WHAT IS NEEDED: State how many lines of the entries hold the string "Capital". Reply with the number alone.

INPUT FOR THIS TASK:
-=-=-=-=-

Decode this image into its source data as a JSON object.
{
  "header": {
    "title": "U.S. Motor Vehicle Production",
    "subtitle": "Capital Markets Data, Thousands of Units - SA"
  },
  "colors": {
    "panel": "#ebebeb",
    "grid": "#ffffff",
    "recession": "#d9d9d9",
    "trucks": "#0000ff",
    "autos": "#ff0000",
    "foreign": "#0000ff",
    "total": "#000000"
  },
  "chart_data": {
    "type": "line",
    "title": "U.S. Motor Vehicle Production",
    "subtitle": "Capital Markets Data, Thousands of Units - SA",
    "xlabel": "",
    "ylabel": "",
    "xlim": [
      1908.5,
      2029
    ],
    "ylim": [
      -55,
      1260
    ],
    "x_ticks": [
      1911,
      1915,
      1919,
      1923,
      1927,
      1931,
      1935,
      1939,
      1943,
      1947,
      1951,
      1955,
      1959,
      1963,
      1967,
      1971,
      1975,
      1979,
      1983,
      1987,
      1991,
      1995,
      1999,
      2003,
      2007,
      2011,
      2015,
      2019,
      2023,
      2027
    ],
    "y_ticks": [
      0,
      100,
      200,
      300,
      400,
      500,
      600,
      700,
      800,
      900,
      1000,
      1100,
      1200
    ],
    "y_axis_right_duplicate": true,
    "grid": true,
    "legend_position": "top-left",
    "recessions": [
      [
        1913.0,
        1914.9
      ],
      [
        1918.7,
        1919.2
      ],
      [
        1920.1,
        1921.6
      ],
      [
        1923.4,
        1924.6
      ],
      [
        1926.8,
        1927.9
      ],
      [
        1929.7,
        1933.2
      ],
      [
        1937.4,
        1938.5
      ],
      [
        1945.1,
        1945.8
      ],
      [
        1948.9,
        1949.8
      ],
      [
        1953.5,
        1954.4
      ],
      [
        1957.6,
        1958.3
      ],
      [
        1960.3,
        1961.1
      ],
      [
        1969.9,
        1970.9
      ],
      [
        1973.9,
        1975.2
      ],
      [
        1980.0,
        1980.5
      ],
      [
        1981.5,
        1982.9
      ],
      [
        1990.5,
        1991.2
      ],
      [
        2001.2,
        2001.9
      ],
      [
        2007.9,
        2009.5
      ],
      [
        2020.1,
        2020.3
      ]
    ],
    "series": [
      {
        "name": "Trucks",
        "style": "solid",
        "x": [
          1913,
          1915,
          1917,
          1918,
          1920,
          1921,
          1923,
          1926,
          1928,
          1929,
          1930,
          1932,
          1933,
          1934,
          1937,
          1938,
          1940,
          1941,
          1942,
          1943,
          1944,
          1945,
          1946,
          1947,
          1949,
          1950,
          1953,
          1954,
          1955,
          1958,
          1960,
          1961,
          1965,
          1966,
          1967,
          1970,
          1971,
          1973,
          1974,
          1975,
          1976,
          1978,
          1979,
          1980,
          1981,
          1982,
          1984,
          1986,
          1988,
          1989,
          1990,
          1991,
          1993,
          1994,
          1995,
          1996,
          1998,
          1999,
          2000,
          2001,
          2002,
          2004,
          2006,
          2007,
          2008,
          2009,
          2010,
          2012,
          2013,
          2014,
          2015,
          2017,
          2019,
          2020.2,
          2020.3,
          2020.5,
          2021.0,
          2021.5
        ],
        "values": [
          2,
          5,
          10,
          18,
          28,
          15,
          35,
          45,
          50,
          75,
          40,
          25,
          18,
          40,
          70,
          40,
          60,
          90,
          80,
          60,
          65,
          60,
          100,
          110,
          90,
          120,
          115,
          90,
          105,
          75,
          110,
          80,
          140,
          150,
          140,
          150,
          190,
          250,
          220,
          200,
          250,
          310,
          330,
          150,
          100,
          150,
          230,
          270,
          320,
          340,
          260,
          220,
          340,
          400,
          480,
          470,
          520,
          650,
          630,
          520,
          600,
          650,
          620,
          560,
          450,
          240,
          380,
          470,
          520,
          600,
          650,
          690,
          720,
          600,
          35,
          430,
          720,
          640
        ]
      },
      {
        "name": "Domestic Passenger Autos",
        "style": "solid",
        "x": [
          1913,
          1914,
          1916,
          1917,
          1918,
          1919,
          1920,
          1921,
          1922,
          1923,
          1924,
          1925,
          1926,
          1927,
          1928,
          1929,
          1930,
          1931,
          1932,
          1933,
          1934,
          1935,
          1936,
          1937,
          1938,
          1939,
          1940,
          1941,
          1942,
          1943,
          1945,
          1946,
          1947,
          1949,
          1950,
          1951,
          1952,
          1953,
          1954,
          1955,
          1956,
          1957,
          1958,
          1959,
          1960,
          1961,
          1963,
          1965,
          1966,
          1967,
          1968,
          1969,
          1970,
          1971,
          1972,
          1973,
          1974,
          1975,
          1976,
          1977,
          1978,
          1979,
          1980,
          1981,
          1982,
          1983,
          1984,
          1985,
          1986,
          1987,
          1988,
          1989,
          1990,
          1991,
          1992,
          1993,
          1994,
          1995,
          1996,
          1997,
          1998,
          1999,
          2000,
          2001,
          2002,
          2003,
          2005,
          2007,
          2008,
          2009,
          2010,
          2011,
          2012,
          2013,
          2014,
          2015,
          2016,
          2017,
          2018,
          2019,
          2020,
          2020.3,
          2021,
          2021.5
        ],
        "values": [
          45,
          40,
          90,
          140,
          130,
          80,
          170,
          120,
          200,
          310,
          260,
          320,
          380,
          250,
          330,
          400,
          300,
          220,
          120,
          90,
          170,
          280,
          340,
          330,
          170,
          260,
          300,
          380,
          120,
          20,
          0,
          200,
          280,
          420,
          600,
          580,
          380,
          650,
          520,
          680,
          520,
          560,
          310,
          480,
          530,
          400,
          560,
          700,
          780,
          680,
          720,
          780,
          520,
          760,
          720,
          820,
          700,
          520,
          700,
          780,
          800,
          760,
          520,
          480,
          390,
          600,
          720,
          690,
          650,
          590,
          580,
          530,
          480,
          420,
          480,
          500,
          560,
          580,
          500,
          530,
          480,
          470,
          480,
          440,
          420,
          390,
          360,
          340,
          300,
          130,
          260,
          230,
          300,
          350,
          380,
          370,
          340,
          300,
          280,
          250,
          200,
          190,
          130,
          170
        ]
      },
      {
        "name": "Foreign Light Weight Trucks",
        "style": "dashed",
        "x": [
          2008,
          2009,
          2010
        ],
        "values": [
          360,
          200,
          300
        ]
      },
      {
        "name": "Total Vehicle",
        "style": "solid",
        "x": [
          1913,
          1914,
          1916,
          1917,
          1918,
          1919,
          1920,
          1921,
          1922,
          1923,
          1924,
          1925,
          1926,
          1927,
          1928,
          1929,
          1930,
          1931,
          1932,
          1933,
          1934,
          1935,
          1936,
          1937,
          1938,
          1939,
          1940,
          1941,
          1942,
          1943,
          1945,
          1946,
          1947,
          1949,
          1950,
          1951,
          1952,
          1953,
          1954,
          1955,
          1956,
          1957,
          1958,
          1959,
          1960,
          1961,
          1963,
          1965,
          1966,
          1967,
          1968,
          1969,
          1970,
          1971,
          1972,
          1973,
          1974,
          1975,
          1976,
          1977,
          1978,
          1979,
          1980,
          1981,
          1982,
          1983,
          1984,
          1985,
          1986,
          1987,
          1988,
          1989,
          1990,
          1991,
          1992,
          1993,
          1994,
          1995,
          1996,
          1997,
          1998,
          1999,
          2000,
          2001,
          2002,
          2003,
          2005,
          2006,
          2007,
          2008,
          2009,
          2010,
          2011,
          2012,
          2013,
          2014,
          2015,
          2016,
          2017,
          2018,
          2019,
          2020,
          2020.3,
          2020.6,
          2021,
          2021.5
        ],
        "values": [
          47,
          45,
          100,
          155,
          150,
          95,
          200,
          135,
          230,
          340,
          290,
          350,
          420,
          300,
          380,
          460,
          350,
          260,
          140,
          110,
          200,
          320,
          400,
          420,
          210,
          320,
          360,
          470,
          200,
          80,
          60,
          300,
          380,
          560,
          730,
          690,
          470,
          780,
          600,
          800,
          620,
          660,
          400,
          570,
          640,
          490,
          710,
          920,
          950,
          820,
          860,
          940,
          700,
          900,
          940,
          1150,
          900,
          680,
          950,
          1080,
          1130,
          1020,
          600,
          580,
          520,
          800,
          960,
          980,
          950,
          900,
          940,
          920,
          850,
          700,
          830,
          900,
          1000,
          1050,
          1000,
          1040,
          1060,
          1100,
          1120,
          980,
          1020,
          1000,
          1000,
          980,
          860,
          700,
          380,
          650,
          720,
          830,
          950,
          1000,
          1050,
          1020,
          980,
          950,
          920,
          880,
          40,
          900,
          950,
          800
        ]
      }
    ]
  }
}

-=-=-=-=-

ANSWER TO THE EXERCISE: 2